→ **GIVEN PROBLEM**
Rewrite the data below as a Markdown table with the columns Row and Line. Put a row number in the first column and one line of the data in the second, and leave out blank lines.

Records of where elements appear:
__________

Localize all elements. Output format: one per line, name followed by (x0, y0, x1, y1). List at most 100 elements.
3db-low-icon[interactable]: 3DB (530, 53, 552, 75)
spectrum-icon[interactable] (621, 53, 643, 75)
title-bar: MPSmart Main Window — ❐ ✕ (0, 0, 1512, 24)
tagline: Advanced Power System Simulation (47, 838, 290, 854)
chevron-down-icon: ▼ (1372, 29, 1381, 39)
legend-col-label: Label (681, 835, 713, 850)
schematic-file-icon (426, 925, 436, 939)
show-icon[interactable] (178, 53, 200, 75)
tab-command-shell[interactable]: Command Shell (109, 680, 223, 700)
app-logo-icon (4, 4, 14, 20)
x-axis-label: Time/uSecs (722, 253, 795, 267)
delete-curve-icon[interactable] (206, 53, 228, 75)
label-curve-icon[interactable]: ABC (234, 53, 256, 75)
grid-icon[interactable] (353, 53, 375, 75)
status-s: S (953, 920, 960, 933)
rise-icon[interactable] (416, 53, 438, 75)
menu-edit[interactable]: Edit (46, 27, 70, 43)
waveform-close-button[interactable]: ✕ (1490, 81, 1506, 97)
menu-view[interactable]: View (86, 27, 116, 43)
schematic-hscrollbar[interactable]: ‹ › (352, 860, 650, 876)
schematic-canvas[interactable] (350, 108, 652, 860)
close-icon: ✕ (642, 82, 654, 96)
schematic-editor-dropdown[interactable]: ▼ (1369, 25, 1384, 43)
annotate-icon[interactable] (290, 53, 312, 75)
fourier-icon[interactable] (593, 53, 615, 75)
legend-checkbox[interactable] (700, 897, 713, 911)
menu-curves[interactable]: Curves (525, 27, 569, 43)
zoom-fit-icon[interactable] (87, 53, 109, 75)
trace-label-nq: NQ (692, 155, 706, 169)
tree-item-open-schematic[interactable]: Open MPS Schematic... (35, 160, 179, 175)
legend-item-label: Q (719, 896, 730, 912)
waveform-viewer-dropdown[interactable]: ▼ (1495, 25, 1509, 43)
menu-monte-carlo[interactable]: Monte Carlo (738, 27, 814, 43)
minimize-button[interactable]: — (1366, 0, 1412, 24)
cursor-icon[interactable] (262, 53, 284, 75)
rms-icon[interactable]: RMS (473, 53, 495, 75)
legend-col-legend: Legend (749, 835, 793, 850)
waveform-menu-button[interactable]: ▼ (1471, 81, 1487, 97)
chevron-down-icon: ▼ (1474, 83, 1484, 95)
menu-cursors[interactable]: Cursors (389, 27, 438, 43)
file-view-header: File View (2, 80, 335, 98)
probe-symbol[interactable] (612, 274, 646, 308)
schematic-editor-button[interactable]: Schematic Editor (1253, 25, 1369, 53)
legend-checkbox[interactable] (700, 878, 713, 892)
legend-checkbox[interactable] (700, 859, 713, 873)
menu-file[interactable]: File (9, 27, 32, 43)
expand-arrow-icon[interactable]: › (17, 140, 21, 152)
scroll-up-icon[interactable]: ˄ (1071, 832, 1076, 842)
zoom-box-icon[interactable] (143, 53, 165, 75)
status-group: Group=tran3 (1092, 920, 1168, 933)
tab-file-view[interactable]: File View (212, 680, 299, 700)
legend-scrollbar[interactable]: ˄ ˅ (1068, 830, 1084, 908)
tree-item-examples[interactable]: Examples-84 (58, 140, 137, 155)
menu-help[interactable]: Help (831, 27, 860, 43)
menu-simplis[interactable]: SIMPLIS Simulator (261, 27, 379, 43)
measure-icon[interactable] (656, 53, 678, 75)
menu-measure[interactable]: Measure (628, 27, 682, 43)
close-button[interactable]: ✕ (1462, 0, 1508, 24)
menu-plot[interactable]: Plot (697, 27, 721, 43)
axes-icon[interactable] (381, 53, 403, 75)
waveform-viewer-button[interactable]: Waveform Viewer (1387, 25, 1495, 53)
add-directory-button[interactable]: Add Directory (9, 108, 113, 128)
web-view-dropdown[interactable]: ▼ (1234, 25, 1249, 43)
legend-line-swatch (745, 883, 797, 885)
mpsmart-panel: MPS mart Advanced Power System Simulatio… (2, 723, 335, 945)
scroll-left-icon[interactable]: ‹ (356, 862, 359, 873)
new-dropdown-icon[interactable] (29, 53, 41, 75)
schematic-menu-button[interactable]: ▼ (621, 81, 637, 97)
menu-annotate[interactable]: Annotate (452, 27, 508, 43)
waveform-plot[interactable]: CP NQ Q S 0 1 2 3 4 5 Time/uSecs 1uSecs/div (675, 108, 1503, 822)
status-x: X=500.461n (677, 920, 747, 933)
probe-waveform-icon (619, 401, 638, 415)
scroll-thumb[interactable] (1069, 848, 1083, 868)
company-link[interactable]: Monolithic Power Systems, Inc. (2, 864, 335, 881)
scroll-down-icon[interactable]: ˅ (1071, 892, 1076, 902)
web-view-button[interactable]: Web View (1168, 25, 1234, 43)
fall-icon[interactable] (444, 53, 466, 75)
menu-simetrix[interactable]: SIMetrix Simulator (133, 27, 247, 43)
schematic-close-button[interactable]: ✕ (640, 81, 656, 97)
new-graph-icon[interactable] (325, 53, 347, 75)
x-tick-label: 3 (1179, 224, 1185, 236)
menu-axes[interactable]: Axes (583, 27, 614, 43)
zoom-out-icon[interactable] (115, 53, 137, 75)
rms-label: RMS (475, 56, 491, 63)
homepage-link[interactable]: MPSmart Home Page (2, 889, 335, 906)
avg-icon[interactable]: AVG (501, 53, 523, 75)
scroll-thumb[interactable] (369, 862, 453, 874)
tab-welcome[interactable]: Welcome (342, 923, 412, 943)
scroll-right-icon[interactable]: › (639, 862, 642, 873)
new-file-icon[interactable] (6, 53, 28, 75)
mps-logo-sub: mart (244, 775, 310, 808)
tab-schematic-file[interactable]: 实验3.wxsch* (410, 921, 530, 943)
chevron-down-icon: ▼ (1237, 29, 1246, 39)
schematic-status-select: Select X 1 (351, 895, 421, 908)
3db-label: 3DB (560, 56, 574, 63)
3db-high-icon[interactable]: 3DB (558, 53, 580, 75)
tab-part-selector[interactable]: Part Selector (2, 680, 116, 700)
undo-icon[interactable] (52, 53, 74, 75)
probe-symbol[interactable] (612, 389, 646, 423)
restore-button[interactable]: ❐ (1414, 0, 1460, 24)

__________

→ **TASK RESULT**
| Row | Line |
|---|---|
| 1 | Localize all elements. Output format: one per line, name followed by (x0, y0, x1, y1). List at most 100 elements. |
| 2 | 3db-low-icon[interactable]: 3DB (530, 53, 552, 75) |
| 3 | spectrum-icon[interactable] (621, 53, 643, 75) |
| 4 | title-bar: MPSmart Main Window — ❐ ✕ (0, 0, 1512, 24) |
| 5 | tagline: Advanced Power System Simulation (47, 838, 290, 854) |
| 6 | chevron-down-icon: ▼ (1372, 29, 1381, 39) |
| 7 | legend-col-label: Label (681, 835, 713, 850) |
| 8 | schematic-file-icon (426, 925, 436, 939) |
| 9 | show-icon[interactable] (178, 53, 200, 75) |
| 10 | tab-command-shell[interactable]: Command Shell (109, 680, 223, 700) |
| 11 | app-logo-icon (4, 4, 14, 20) |
| 12 | x-axis-label: Time/uSecs (722, 253, 795, 267) |
| 13 | delete-curve-icon[interactable] (206, 53, 228, 75) |
| 14 | label-curve-icon[interactable]: ABC (234, 53, 256, 75) |
| 15 | grid-icon[interactable] (353, 53, 375, 75) |
| 16 | status-s: S (953, 920, 960, 933) |
| 17 | rise-icon[interactable] (416, 53, 438, 75) |
| 18 | menu-edit[interactable]: Edit (46, 27, 70, 43) |
| 19 | waveform-close-button[interactable]: ✕ (1490, 81, 1506, 97) |
| 20 | menu-view[interactable]: View (86, 27, 116, 43) |
| 21 | schematic-hscrollbar[interactable]: ‹ › (352, 860, 650, 876) |
| 22 | schematic-canvas[interactable] (350, 108, 652, 860) |
| 23 | close-icon: ✕ (642, 82, 654, 96) |
| 24 | schematic-editor-dropdown[interactable]: ▼ (1369, 25, 1384, 43) |
| 25 | annotate-icon[interactable] (290, 53, 312, 75) |
| 26 | fourier-icon[interactable] (593, 53, 615, 75) |
| 27 | legend-checkbox[interactable] (700, 897, 713, 911) |
| 28 | menu-curves[interactable]: Curves (525, 27, 569, 43) |
| 29 | zoom-fit-icon[interactable] (87, 53, 109, 75) |
| 30 | trace-label-nq: NQ (692, 155, 706, 169) |
| 31 | tree-item-open-schematic[interactable]: Open MPS Schematic... (35, 160, 179, 175) |
| 32 | legend-item-label: Q (719, 896, 730, 912) |
| 33 | waveform-viewer-dropdown[interactable]: ▼ (1495, 25, 1509, 43) |
| 34 | menu-monte-carlo[interactable]: Monte Carlo (738, 27, 814, 43) |
| 35 | minimize-button[interactable]: — (1366, 0, 1412, 24) |
| 36 | cursor-icon[interactable] (262, 53, 284, 75) |
| 37 | rms-icon[interactable]: RMS (473, 53, 495, 75) |
| 38 | legend-col-legend: Legend (749, 835, 793, 850) |
| 39 | waveform-menu-button[interactable]: ▼ (1471, 81, 1487, 97) |
| 40 | chevron-down-icon: ▼ (1474, 83, 1484, 95) |
| 41 | menu-cursors[interactable]: Cursors (389, 27, 438, 43) |
| 42 | file-view-header: File View (2, 80, 335, 98) |
| 43 | probe-symbol[interactable] (612, 274, 646, 308) |
| 44 | schematic-editor-button[interactable]: Schematic Editor (1253, 25, 1369, 53) |
| 45 | legend-checkbox[interactable] (700, 878, 713, 892) |
| 46 | legend-checkbox[interactable] (700, 859, 713, 873) |
| 47 | menu-file[interactable]: File (9, 27, 32, 43) |
| 48 | expand-arrow-icon[interactable]: › (17, 140, 21, 152) |
| 49 | scroll-up-icon[interactable]: ˄ (1071, 832, 1076, 842) |
| 50 | zoom-box-icon[interactable] (143, 53, 165, 75) |
| 51 | status-group: Group=tran3 (1092, 920, 1168, 933) |
| 52 | tab-file-view[interactable]: File View (212, 680, 299, 700) |
| 53 | legend-scrollbar[interactable]: ˄ ˅ (1068, 830, 1084, 908) |
| 54 | tree-item-examples[interactable]: Examples-84 (58, 140, 137, 155) |
| 55 | menu-help[interactable]: Help (831, 27, 860, 43) |
| 56 | menu-simplis[interactable]: SIMPLIS Simulator (261, 27, 379, 43) |
| 57 | measure-icon[interactable] (656, 53, 678, 75) |
| 58 | menu-measure[interactable]: Measure (628, 27, 682, 43) |
| 59 | close-button[interactable]: ✕ (1462, 0, 1508, 24) |
| 60 | menu-plot[interactable]: Plot (697, 27, 721, 43) |
| 61 | axes-icon[interactable] (381, 53, 403, 75) |
| 62 | waveform-viewer-button[interactable]: Waveform Viewer (1387, 25, 1495, 53) |
| 63 | add-directory-button[interactable]: Add Directory (9, 108, 113, 128) |
| 64 | web-view-dropdown[interactable]: ▼ (1234, 25, 1249, 43) |
| 65 | legend-line-swatch (745, 883, 797, 885) |
| 66 | mpsmart-panel: MPS mart Advanced Power System Simulatio… (2, 723, 335, 945) |
| 67 | scroll-left-icon[interactable]: ‹ (356, 862, 359, 873) |
| 68 | new-dropdown-icon[interactable] (29, 53, 41, 75) |
| 69 | schematic-menu-button[interactable]: ▼ (621, 81, 637, 97) |
| 70 | menu-annotate[interactable]: Annotate (452, 27, 508, 43) |
| 71 | waveform-plot[interactable]: CP NQ Q S 0 1 2 3 4 5 Time/uSecs 1uSecs/div (675, 108, 1503, 822) |
| 72 | status-x: X=500.461n (677, 920, 747, 933) |
| 73 | probe-waveform-icon (619, 401, 638, 415) |
| 74 | scroll-thumb[interactable] (1069, 848, 1083, 868) |
| 75 | company-link[interactable]: Monolithic Power Systems, Inc. (2, 864, 335, 881) |
| 76 | scroll-down-icon[interactable]: ˅ (1071, 892, 1076, 902) |
| 77 | web-view-button[interactable]: Web View (1168, 25, 1234, 43) |
| 78 | fall-icon[interactable] (444, 53, 466, 75) |
| 79 | menu-simetrix[interactable]: SIMetrix Simulator (133, 27, 247, 43) |
| 80 | schematic-close-button[interactable]: ✕ (640, 81, 656, 97) |
| 81 | new-graph-icon[interactable] (325, 53, 347, 75) |
| 82 | x-tick-label: 3 (1179, 224, 1185, 236) |
| 83 | menu-axes[interactable]: Axes (583, 27, 614, 43) |
| 84 | zoom-out-icon[interactable] (115, 53, 137, 75) |
| 85 | rms-label: RMS (475, 56, 491, 63) |
| 86 | homepage-link[interactable]: MPSmart Home Page (2, 889, 335, 906) |
| 87 | avg-icon[interactable]: AVG (501, 53, 523, 75) |
| 88 | scroll-thumb[interactable] (369, 862, 453, 874) |
| 89 | tab-welcome[interactable]: Welcome (342, 923, 412, 943) |
| 90 | scroll-right-icon[interactable]: › (639, 862, 642, 873) |
| 91 | new-file-icon[interactable] (6, 53, 28, 75) |
| 92 | mps-logo-sub: mart (244, 775, 310, 808) |
| 93 | tab-schematic-file[interactable]: 实验3.wxsch* (410, 921, 530, 943) |
| 94 | chevron-down-icon: ▼ (1237, 29, 1246, 39) |
| 95 | schematic-status-select: Select X 1 (351, 895, 421, 908) |
| 96 | 3db-label: 3DB (560, 56, 574, 63) |
| 97 | 3db-high-icon[interactable]: 3DB (558, 53, 580, 75) |
| 98 | tab-part-selector[interactable]: Part Selector (2, 680, 116, 700) |
| 99 | undo-icon[interactable] (52, 53, 74, 75) |
| 100 | probe-symbol[interactable] (612, 389, 646, 423) |
| 101 | restore-button[interactable]: ❐ (1414, 0, 1460, 24) |